● **Directions**
Print all the entries verbatim.
--- --- ---
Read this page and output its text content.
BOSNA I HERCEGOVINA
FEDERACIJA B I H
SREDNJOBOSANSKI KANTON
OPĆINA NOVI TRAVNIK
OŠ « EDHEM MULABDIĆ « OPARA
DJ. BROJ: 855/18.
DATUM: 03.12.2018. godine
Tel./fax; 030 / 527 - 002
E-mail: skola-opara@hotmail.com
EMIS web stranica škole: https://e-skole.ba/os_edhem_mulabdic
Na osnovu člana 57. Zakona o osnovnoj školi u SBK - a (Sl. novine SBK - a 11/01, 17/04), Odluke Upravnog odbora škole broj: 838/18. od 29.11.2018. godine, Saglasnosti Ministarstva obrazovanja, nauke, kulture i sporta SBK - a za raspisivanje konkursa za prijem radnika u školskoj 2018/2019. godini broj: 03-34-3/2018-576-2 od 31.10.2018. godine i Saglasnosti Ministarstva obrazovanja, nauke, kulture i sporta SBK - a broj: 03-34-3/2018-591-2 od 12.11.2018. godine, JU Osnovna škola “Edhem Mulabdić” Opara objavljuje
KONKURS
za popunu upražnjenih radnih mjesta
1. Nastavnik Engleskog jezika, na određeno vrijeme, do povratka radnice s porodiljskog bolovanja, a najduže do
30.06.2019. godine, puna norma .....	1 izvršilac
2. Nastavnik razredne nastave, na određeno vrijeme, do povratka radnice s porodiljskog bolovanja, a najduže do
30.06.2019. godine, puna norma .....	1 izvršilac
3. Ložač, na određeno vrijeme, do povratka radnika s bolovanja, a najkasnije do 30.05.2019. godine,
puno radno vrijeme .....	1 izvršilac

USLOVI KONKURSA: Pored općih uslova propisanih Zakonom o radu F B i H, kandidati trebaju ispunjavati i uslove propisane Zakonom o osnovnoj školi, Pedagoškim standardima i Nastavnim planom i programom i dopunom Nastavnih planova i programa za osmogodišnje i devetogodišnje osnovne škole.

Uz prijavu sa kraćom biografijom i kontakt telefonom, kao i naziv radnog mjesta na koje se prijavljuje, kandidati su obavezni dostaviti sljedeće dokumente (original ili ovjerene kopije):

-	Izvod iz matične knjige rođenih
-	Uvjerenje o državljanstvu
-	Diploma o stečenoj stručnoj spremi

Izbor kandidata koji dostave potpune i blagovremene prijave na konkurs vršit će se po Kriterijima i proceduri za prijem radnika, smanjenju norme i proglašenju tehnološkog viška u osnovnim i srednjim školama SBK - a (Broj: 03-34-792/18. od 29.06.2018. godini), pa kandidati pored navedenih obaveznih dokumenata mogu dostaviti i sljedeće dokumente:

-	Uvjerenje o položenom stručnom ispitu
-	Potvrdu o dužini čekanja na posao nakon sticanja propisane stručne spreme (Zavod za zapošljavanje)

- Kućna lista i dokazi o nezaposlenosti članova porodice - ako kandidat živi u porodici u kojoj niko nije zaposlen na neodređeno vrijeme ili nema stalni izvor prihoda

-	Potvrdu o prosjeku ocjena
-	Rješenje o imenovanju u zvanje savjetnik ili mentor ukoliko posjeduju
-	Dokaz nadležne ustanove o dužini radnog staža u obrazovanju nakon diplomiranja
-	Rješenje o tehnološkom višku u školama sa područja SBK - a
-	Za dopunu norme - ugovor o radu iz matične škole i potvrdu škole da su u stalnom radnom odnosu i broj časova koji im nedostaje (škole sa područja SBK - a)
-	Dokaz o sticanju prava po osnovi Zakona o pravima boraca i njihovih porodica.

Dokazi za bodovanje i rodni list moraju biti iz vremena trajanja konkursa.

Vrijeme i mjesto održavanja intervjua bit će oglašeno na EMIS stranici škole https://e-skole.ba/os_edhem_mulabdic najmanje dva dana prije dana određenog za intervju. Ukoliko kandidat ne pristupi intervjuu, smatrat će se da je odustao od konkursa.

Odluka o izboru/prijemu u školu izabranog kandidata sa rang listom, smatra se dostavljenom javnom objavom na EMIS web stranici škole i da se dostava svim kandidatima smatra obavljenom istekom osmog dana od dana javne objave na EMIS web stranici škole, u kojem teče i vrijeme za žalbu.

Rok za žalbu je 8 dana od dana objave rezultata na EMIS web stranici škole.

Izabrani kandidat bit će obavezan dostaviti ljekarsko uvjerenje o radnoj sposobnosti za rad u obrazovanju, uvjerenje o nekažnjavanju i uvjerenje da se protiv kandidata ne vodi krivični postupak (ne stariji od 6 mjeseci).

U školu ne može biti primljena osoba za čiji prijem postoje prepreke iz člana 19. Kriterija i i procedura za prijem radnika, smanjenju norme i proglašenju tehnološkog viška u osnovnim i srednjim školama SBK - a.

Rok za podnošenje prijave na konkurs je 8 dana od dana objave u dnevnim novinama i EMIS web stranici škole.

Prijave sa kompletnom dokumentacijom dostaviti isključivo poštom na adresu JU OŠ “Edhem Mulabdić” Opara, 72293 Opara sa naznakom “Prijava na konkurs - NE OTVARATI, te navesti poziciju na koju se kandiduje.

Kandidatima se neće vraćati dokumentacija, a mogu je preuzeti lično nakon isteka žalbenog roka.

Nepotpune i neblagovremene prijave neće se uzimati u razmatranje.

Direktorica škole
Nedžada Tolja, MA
--- --- ---
● **Final answer**
Read this page and output its text content.
BOSNA I HERCEGOVINA
FEDERACIJA B I H
SREDNJOBOSANSKI KANTON
OPĆINA NOVI TRAVNIK
OŠ « EDHEM MULABDIĆ « OPARA
DJ. BROJ: 855/18.
DATUM: 03.12.2018. godine
Tel./fax; 030 / 527 - 002
E-mail: skola-opara@hotmail.com
EMIS web stranica škole: https://e-skole.ba/os_edhem_mulabdic
Na osnovu člana 57. Zakona o osnovnoj školi u SBK - a (Sl. novine SBK - a 11/01, 17/04), Odluke Upravnog odbora škole broj: 838/18. od 29.11.2018. godine, Saglasnosti Ministarstva obrazovanja, nauke, kulture i sporta SBK - a za raspisivanje konkursa za prijem radnika u školskoj 2018/2019. godini broj: 03-34-3/2018-576-2 od 31.10.2018. godine i Saglasnosti Ministarstva obrazovanja, nauke, kulture i sporta SBK - a broj: 03-34-3/2018-591-2 od 12.11.2018. godine, JU Osnovna škola “Edhem Mulabdić” Opara objavljuje
KONKURS
za popunu upražnjenih radnih mjesta
1. Nastavnik Engleskog jezika, na određeno vrijeme, do povratka radnice s porodiljskog bolovanja, a najduže do
30.06.2019. godine, puna norma .....	1 izvršilac
2. Nastavnik razredne nastave, na određeno vrijeme, do povratka radnice s porodiljskog bolovanja, a najduže do
30.06.2019. godine, puna norma .....	1 izvršilac
3. Ložač, na određeno vrijeme, do povratka radnika s bolovanja, a najkasnije do 30.05.2019. godine,
puno radno vrijeme .....	1 izvršilac

USLOVI KONKURSA: Pored općih uslova propisanih Zakonom o radu F B i H, kandidati trebaju ispunjavati i uslove propisane Zakonom o osnovnoj školi, Pedagoškim standardima i Nastavnim planom i programom i dopunom Nastavnih planova i programa za osmogodišnje i devetogodišnje osnovne škole.

Uz prijavu sa kraćom biografijom i kontakt telefonom, kao i naziv radnog mjesta na koje se prijavljuje, kandidati su obavezni dostaviti sljedeće dokumente (original ili ovjerene kopije):

-	Izvod iz matične knjige rođenih
-	Uvjerenje o državljanstvu
-	Diploma o stečenoj stručnoj spremi

Izbor kandidata koji dostave potpune i blagovremene prijave na konkurs vršit će se po Kriterijima i proceduri za prijem radnika, smanjenju norme i proglašenju tehnološkog viška u osnovnim i srednjim školama SBK - a (Broj: 03-34-792/18. od 29.06.2018. godini), pa kandidati pored navedenih obaveznih dokumenata mogu dostaviti i sljedeće dokumente:

-	Uvjerenje o položenom stručnom ispitu
-	Potvrdu o dužini čekanja na posao nakon sticanja propisane stručne spreme (Zavod za zapošljavanje)

- Kućna lista i dokazi o nezaposlenosti članova porodice - ako kandidat živi u porodici u kojoj niko nije zaposlen na neodređeno vrijeme ili nema stalni izvor prihoda

-	Potvrdu o prosjeku ocjena
-	Rješenje o imenovanju u zvanje savjetnik ili mentor ukoliko posjeduju
-	Dokaz nadležne ustanove o dužini radnog staža u obrazovanju nakon diplomiranja
-	Rješenje o tehnološkom višku u školama sa područja SBK - a
-	Za dopunu norme - ugovor o radu iz matične škole i potvrdu škole da su u stalnom radnom odnosu i broj časova koji im nedostaje (škole sa područja SBK - a)
-	Dokaz o sticanju prava po osnovi Zakona o pravima boraca i njihovih porodica.

Dokazi za bodovanje i rodni list moraju biti iz vremena trajanja konkursa.

Vrijeme i mjesto održavanja intervjua bit će oglašeno na EMIS stranici škole https://e-skole.ba/os_edhem_mulabdic najmanje dva dana prije dana određenog za intervju. Ukoliko kandidat ne pristupi intervjuu, smatrat će se da je odustao od konkursa.

Odluka o izboru/prijemu u školu izabranog kandidata sa rang listom, smatra se dostavljenom javnom objavom na EMIS web stranici škole i da se dostava svim kandidatima smatra obavljenom istekom osmog dana od dana javne objave na EMIS web stranici škole, u kojem teče i vrijeme za žalbu.

Rok za žalbu je 8 dana od dana objave rezultata na EMIS web stranici škole.

Izabrani kandidat bit će obavezan dostaviti ljekarsko uvjerenje o radnoj sposobnosti za rad u obrazovanju, uvjerenje o nekažnjavanju i uvjerenje da se protiv kandidata ne vodi krivični postupak (ne stariji od 6 mjeseci).

U školu ne može biti primljena osoba za čiji prijem postoje prepreke iz člana 19. Kriterija i i procedura za prijem radnika, smanjenju norme i proglašenju tehnološkog viška u osnovnim i srednjim školama SBK - a.

Rok za podnošenje prijave na konkurs je 8 dana od dana objave u dnevnim novinama i EMIS web stranici škole.

Prijave sa kompletnom dokumentacijom dostaviti isključivo poštom na adresu JU OŠ “Edhem Mulabdić” Opara, 72293 Opara sa naznakom “Prijava na konkurs - NE OTVARATI, te navesti poziciju na koju se kandiduje.

Kandidatima se neće vraćati dokumentacija, a mogu je preuzeti lično nakon isteka žalbenog roka.

Nepotpune i neblagovremene prijave neće se uzimati u razmatranje.

Direktorica škole
Nedžada Tolja, MA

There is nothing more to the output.